*What is asked*
Which lines contain the string "icon"? Please list every one of them.
---- Data
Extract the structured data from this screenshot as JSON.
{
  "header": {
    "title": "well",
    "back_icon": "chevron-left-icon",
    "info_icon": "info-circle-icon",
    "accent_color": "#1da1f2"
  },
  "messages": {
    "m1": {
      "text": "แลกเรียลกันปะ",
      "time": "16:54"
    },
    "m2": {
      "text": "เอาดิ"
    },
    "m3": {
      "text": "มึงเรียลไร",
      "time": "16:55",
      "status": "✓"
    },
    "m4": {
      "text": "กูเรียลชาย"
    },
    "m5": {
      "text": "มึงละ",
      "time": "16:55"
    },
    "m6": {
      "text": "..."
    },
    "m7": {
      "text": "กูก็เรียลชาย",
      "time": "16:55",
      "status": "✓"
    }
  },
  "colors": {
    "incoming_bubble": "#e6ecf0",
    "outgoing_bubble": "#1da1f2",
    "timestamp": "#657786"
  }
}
--------
*Exercise answer*
    "back_icon": "chevron-left-icon",
    "info_icon": "info-circle-icon",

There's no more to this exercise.